## Do this
Produce a verbatim copy of the entries listed below.

## Records shown
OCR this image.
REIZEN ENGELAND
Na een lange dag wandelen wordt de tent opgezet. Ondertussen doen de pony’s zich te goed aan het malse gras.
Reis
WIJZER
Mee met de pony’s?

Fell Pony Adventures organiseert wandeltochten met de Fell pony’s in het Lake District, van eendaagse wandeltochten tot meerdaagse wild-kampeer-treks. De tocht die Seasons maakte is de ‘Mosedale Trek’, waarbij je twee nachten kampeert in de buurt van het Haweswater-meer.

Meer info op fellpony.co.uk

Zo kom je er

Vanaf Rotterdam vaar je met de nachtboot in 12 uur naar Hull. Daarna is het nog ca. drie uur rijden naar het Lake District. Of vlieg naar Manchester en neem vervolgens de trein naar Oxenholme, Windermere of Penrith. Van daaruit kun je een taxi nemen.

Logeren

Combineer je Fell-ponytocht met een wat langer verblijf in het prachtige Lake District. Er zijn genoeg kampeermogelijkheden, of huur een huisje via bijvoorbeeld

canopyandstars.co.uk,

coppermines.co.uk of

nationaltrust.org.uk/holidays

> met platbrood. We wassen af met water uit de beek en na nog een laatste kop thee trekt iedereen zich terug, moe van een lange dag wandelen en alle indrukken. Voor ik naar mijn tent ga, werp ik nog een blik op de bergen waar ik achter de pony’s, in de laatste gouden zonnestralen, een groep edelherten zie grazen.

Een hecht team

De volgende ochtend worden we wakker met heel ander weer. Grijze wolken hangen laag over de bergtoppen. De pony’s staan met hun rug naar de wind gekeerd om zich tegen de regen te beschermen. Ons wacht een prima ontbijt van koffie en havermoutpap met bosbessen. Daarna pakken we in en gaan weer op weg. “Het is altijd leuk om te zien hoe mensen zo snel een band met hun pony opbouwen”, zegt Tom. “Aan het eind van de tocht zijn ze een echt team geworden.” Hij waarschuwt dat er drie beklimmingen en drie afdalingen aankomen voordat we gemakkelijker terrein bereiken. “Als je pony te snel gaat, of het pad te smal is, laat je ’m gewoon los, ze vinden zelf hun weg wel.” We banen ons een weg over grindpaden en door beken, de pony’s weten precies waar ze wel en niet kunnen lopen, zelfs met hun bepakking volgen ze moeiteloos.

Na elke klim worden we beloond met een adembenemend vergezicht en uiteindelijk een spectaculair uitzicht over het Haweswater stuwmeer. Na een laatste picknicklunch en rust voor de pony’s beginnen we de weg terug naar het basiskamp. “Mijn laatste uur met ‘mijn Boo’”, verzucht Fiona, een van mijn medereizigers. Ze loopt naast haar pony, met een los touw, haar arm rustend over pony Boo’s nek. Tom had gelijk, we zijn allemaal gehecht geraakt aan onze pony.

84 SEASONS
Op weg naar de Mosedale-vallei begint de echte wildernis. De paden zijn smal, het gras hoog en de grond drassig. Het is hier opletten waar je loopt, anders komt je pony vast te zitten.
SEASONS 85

## Result of this task
OCR this image.
REIZEN ENGELAND
Na een lange dag wandelen wordt de tent opgezet. Ondertussen doen de pony’s zich te goed aan het malse gras.
Reis
WIJZER
Mee met de pony’s?

Fell Pony Adventures organiseert wandeltochten met de Fell pony’s in het Lake District, van eendaagse wandeltochten tot meerdaagse wild-kampeer-treks. De tocht die Seasons maakte is de ‘Mosedale Trek’, waarbij je twee nachten kampeert in de buurt van het Haweswater-meer.

Meer info op fellpony.co.uk

Zo kom je er

Vanaf Rotterdam vaar je met de nachtboot in 12 uur naar Hull. Daarna is het nog ca. drie uur rijden naar het Lake District. Of vlieg naar Manchester en neem vervolgens de trein naar Oxenholme, Windermere of Penrith. Van daaruit kun je een taxi nemen.

Logeren

Combineer je Fell-ponytocht met een wat langer verblijf in het prachtige Lake District. Er zijn genoeg kampeermogelijkheden, of huur een huisje via bijvoorbeeld

canopyandstars.co.uk,

coppermines.co.uk of

nationaltrust.org.uk/holidays

> met platbrood. We wassen af met water uit de beek en na nog een laatste kop thee trekt iedereen zich terug, moe van een lange dag wandelen en alle indrukken. Voor ik naar mijn tent ga, werp ik nog een blik op de bergen waar ik achter de pony’s, in de laatste gouden zonnestralen, een groep edelherten zie grazen.

Een hecht team

De volgende ochtend worden we wakker met heel ander weer. Grijze wolken hangen laag over de bergtoppen. De pony’s staan met hun rug naar de wind gekeerd om zich tegen de regen te beschermen. Ons wacht een prima ontbijt van koffie en havermoutpap met bosbessen. Daarna pakken we in en gaan weer op weg. “Het is altijd leuk om te zien hoe mensen zo snel een band met hun pony opbouwen”, zegt Tom. “Aan het eind van de tocht zijn ze een echt team geworden.” Hij waarschuwt dat er drie beklimmingen en drie afdalingen aankomen voordat we gemakkelijker terrein bereiken. “Als je pony te snel gaat, of het pad te smal is, laat je ’m gewoon los, ze vinden zelf hun weg wel.” We banen ons een weg over grindpaden en door beken, de pony’s weten precies waar ze wel en niet kunnen lopen, zelfs met hun bepakking volgen ze moeiteloos.

Na elke klim worden we beloond met een adembenemend vergezicht en uiteindelijk een spectaculair uitzicht over het Haweswater stuwmeer. Na een laatste picknicklunch en rust voor de pony’s beginnen we de weg terug naar het basiskamp. “Mijn laatste uur met ‘mijn Boo’”, verzucht Fiona, een van mijn medereizigers. Ze loopt naast haar pony, met een los touw, haar arm rustend over pony Boo’s nek. Tom had gelijk, we zijn allemaal gehecht geraakt aan onze pony.

84 SEASONS
Op weg naar de Mosedale-vallei begint de echte wildernis. De paden zijn smal, het gras hoog en de grond drassig. Het is hier opletten waar je loopt, anders komt je pony vast te zitten.
SEASONS 85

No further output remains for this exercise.